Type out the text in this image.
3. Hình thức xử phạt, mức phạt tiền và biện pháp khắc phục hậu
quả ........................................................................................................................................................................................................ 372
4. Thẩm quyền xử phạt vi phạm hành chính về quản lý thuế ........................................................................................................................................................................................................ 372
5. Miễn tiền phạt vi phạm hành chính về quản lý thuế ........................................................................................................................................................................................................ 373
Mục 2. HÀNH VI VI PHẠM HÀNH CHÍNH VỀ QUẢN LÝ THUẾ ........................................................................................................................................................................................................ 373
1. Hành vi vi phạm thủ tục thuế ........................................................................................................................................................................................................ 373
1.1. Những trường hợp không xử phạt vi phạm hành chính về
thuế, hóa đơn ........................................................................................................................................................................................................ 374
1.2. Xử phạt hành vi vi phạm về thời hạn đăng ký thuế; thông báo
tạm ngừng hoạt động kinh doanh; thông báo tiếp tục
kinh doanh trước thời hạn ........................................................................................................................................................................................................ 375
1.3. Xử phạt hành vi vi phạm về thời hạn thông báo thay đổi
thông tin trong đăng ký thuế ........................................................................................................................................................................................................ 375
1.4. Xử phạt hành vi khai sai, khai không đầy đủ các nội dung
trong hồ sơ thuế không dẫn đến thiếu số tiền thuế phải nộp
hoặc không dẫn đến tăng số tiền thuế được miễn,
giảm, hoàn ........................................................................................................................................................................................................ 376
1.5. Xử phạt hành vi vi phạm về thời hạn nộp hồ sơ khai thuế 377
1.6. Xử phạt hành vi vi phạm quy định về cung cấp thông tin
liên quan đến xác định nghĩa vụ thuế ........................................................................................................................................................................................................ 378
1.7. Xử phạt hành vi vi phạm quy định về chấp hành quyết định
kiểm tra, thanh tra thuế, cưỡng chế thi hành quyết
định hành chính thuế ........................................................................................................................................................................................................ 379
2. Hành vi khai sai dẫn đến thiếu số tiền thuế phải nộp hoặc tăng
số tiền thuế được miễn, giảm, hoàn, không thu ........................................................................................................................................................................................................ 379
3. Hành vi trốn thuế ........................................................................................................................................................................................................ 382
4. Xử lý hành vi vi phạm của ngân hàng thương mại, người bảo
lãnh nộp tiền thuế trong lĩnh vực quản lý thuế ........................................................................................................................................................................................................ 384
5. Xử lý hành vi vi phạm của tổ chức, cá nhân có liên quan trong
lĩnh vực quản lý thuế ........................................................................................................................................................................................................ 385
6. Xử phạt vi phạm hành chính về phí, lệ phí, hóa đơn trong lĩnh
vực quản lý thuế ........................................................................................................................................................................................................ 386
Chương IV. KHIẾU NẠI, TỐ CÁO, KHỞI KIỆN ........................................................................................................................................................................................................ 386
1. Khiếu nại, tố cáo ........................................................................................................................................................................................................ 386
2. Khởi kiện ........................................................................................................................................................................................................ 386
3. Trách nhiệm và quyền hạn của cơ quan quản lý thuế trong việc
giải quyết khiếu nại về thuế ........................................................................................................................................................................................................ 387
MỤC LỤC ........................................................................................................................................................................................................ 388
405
***
• _Problem details_: Return all the data exactly as given.

• _Solution below_:
Type out the text in this image.
3. Hình thức xử phạt, mức phạt tiền và biện pháp khắc phục hậu
quả ........................................................................................................................................................................................................ 372
4. Thẩm quyền xử phạt vi phạm hành chính về quản lý thuế ........................................................................................................................................................................................................ 372
5. Miễn tiền phạt vi phạm hành chính về quản lý thuế ........................................................................................................................................................................................................ 373
Mục 2. HÀNH VI VI PHẠM HÀNH CHÍNH VỀ QUẢN LÝ THUẾ ........................................................................................................................................................................................................ 373
1. Hành vi vi phạm thủ tục thuế ........................................................................................................................................................................................................ 373
1.1. Những trường hợp không xử phạt vi phạm hành chính về
thuế, hóa đơn ........................................................................................................................................................................................................ 374
1.2. Xử phạt hành vi vi phạm về thời hạn đăng ký thuế; thông báo
tạm ngừng hoạt động kinh doanh; thông báo tiếp tục
kinh doanh trước thời hạn ........................................................................................................................................................................................................ 375
1.3. Xử phạt hành vi vi phạm về thời hạn thông báo thay đổi
thông tin trong đăng ký thuế ........................................................................................................................................................................................................ 375
1.4. Xử phạt hành vi khai sai, khai không đầy đủ các nội dung
trong hồ sơ thuế không dẫn đến thiếu số tiền thuế phải nộp
hoặc không dẫn đến tăng số tiền thuế được miễn,
giảm, hoàn ........................................................................................................................................................................................................ 376
1.5. Xử phạt hành vi vi phạm về thời hạn nộp hồ sơ khai thuế 377
1.6. Xử phạt hành vi vi phạm quy định về cung cấp thông tin
liên quan đến xác định nghĩa vụ thuế ........................................................................................................................................................................................................ 378
1.7. Xử phạt hành vi vi phạm quy định về chấp hành quyết định
kiểm tra, thanh tra thuế, cưỡng chế thi hành quyết
định hành chính thuế ........................................................................................................................................................................................................ 379
2. Hành vi khai sai dẫn đến thiếu số tiền thuế phải nộp hoặc tăng
số tiền thuế được miễn, giảm, hoàn, không thu ........................................................................................................................................................................................................ 379
3. Hành vi trốn thuế ........................................................................................................................................................................................................ 382
4. Xử lý hành vi vi phạm của ngân hàng thương mại, người bảo
lãnh nộp tiền thuế trong lĩnh vực quản lý thuế ........................................................................................................................................................................................................ 384
5. Xử lý hành vi vi phạm của tổ chức, cá nhân có liên quan trong
lĩnh vực quản lý thuế ........................................................................................................................................................................................................ 385
6. Xử phạt vi phạm hành chính về phí, lệ phí, hóa đơn trong lĩnh
vực quản lý thuế ........................................................................................................................................................................................................ 386
Chương IV. KHIẾU NẠI, TỐ CÁO, KHỞI KIỆN ........................................................................................................................................................................................................ 386
1. Khiếu nại, tố cáo ........................................................................................................................................................................................................ 386
2. Khởi kiện ........................................................................................................................................................................................................ 386
3. Trách nhiệm và quyền hạn của cơ quan quản lý thuế trong việc
giải quyết khiếu nại về thuế ........................................................................................................................................................................................................ 387
MỤC LỤC ........................................................................................................................................................................................................ 388
405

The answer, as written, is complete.